Saved data entries:
★ ★ ★
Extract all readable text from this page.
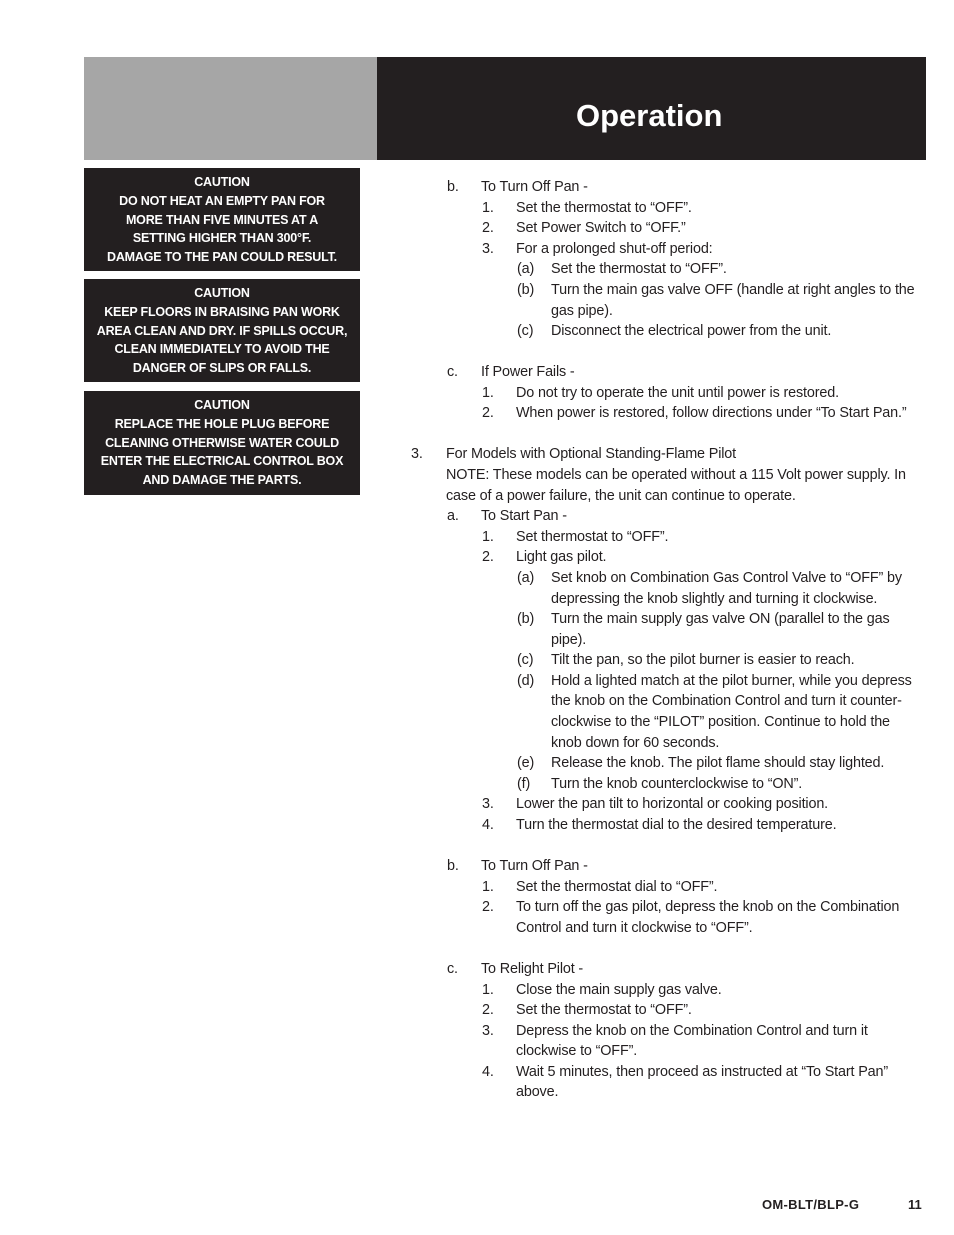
Operation
CAUTION
DO NOT HEAT AN EMPTY PAN FOR
MORE THAN FIVE MINUTES AT A
SETTING HIGHER THAN 300°F.
DAMAGE TO THE PAN COULD RESULT.
CAUTION
KEEP FLOORS IN BRAISING PAN WORK
AREA CLEAN AND DRY. IF SPILLS OCCUR,
CLEAN IMMEDIATELY TO AVOID THE
DANGER OF SLIPS OR FALLS.
CAUTION
REPLACE THE HOLE PLUG BEFORE
CLEANING OTHERWISE WATER COULD
ENTER THE ELECTRICAL CONTROL BOX
AND DAMAGE THE PARTS.
b. To Turn Off Pan -
1. Set the thermostat to “OFF”.
2. Set Power Switch to “OFF.”
3. For a prolonged shut-off period:
(a) Set the thermostat to “OFF”.
(b) Turn the main gas valve OFF (handle at right angles to the
gas pipe).
(c) Disconnect the electrical power from the unit.
c. If Power Fails -
1. Do not try to operate the unit until power is restored.
2. When power is restored, follow directions under “To Start Pan.”
3. For Models with Optional Standing-Flame Pilot
NOTE: These models can be operated without a 115 Volt power supply. In
case of a power failure, the unit can continue to operate.
a. To Start Pan -
1. Set thermostat to “OFF”.
2. Light gas pilot.
(a) Set knob on Combination Gas Control Valve to “OFF” by
depressing the knob slightly and turning it clockwise.
(b) Turn the main supply gas valve ON (parallel to the gas
pipe).
(c) Tilt the pan, so the pilot burner is easier to reach.
(d) Hold a lighted match at the pilot burner, while you depress
the knob on the Combination Control and turn it counter-
clockwise to the “PILOT” position. Continue to hold the
knob down for 60 seconds.
(e) Release the knob. The pilot flame should stay lighted.
(f) Turn the knob counterclockwise to “ON”.
3. Lower the pan tilt to horizontal or cooking position.
4. Turn the thermostat dial to the desired temperature.
b. To Turn Off Pan -
1. Set the thermostat dial to “OFF”.
2. To turn off the gas pilot, depress the knob on the Combination
Control and turn it clockwise to “OFF”.
c. To Relight Pilot -
1. Close the main supply gas valve.
2. Set the thermostat to “OFF”.
3. Depress the knob on the Combination Control and turn it
clockwise to “OFF”.
4. Wait 5 minutes, then proceed as instructed at “To Start Pan”
above.
OM-BLT/BLP-G	11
★ ★ ★
● **What needs to be done**
Lines from the records above that hold "thermostat" are the ones to list.

● **Solved exercise**
1. Set the thermostat to “OFF”.
(a) Set the thermostat to “OFF”.
1. Set thermostat to “OFF”.
4. Turn the thermostat dial to the desired temperature.
1. Set the thermostat dial to “OFF”.
2. Set the thermostat to “OFF”.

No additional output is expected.